Aim: Please pick out every line in the listing below that contains the string "hinge", matching case exactly.

#### Listed entries

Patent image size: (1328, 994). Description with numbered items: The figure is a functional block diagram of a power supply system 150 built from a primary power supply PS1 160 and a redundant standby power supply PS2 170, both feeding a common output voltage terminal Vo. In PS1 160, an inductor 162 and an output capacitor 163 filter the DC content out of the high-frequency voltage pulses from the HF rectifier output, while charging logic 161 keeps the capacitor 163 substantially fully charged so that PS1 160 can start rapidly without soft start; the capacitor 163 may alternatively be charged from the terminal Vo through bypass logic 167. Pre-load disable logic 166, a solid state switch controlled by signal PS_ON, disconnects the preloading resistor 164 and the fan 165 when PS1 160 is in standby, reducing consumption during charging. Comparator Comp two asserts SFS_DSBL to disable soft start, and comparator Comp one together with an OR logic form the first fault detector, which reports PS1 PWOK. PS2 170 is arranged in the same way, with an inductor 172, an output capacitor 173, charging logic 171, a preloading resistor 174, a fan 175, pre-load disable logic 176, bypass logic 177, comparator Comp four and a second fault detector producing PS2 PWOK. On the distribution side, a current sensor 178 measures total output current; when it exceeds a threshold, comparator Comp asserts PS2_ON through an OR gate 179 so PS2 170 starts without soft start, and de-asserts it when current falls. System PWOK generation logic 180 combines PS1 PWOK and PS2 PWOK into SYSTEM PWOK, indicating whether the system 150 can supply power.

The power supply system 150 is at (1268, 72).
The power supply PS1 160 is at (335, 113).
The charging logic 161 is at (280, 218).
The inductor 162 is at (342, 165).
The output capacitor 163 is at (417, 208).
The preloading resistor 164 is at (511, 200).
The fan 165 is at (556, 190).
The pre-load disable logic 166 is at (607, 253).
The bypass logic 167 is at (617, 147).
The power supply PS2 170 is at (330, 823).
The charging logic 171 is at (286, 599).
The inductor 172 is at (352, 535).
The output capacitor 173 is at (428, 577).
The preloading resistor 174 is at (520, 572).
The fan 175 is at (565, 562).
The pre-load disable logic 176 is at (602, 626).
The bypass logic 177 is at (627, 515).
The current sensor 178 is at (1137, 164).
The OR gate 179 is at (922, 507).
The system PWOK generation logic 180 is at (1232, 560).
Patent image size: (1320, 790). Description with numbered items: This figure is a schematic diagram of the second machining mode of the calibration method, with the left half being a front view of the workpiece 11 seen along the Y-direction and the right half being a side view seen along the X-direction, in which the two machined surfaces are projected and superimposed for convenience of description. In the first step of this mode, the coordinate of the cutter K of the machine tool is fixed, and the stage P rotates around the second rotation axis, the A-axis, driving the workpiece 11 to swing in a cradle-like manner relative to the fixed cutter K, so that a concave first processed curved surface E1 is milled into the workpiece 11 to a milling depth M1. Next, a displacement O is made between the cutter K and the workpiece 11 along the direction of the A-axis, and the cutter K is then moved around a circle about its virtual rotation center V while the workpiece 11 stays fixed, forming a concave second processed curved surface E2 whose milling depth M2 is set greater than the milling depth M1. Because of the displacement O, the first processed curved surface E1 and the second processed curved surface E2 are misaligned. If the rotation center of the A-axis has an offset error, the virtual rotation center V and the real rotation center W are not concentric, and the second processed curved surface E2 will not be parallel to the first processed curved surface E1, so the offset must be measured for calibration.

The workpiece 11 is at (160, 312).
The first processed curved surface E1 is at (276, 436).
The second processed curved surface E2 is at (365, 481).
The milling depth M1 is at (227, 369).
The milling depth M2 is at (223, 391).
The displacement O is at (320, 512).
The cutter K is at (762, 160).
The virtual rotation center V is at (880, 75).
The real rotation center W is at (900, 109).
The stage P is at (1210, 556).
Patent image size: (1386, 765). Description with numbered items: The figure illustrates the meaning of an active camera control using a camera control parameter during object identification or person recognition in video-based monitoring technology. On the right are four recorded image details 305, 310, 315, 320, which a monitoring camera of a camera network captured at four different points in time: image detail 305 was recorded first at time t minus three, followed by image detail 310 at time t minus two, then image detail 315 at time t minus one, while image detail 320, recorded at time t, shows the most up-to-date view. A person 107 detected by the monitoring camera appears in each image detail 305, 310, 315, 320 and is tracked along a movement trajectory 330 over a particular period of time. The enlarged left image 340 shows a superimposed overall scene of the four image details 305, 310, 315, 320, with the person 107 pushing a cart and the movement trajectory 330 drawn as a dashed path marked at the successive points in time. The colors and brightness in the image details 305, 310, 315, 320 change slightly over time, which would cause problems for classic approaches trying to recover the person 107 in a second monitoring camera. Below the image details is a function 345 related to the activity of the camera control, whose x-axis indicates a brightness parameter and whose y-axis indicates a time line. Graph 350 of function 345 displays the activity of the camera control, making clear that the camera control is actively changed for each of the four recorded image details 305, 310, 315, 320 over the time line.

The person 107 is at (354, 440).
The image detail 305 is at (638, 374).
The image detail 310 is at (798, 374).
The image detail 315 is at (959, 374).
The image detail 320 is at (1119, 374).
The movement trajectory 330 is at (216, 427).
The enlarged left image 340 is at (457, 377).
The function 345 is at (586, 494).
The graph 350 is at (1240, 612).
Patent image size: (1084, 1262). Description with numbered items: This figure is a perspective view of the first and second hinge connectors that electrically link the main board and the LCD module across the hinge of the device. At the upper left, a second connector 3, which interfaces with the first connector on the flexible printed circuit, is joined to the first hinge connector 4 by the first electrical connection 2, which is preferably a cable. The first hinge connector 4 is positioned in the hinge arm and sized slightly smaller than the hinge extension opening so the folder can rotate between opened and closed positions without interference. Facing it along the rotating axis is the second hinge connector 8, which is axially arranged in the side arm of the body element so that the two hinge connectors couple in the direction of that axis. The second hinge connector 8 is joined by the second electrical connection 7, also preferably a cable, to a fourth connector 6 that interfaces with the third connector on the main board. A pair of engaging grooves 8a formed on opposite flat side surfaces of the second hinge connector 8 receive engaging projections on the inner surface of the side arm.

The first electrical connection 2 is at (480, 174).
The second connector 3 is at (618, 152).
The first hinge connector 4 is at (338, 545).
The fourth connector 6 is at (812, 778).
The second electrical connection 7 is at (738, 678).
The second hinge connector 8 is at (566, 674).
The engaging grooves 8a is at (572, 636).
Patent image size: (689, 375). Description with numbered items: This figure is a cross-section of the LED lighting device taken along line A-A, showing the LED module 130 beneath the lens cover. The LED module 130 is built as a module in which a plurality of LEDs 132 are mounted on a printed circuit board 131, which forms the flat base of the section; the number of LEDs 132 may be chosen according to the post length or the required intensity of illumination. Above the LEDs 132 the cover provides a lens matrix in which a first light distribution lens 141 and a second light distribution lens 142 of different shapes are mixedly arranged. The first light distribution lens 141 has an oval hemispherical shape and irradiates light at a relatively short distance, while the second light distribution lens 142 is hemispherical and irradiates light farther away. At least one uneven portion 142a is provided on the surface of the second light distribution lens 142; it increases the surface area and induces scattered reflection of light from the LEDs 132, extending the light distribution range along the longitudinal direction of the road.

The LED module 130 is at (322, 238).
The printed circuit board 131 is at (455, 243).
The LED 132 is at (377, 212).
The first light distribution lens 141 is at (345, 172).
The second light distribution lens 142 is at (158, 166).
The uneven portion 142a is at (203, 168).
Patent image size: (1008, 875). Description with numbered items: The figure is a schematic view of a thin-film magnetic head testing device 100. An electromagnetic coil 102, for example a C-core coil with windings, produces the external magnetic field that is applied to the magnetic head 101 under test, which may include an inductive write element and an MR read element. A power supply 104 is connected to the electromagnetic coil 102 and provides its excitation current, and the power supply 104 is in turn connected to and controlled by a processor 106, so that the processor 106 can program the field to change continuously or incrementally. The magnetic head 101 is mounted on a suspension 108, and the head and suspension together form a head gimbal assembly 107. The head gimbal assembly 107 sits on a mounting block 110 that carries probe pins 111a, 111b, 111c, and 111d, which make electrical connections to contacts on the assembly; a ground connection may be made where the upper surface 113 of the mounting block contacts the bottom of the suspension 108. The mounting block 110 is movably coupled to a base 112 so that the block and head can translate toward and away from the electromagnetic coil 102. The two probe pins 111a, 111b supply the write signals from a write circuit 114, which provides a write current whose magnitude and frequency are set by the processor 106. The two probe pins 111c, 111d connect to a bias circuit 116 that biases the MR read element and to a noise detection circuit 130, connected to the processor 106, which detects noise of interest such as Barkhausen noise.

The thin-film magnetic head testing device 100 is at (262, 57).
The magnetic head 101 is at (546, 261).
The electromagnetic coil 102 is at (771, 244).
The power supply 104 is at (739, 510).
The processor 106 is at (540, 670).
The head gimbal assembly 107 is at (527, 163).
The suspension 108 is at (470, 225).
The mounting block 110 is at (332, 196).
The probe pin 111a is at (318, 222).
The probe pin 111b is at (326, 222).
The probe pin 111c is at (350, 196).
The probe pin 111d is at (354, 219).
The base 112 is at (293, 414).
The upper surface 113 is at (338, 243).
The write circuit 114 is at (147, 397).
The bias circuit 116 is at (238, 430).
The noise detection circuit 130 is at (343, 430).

########

The solution:
Patent image size: (1084, 1262). Description with numbered items: This figure is a perspective view of the first and second hinge connectors that electrically link the main board and the LCD module across the hinge of the device. At the upper left, a second connector 3, which interfaces with the first connector on the flexible printed circuit, is joined to the first hinge connector 4 by the first electrical connection 2, which is preferably a cable. The first hinge connector 4 is positioned in the hinge arm and sized slightly smaller than the hinge extension opening so the folder can rotate between opened and closed positions without interference. Facing it along the rotating axis is the second hinge connector 8, which is axially arranged in the side arm of the body element so that the two hinge connectors couple in the direction of that axis. The second hinge connector 8 is joined by the second electrical connection 7, also preferably a cable, to a fourth connector 6 that interfaces with the third connector on the main board. A pair of engaging grooves 8a formed on opposite flat side surfaces of the second hinge connector 8 receive engaging projections on the inner surface of the side arm.
The first hinge connector 4 is at (338, 545).
The second hinge connector 8 is at (566, 674).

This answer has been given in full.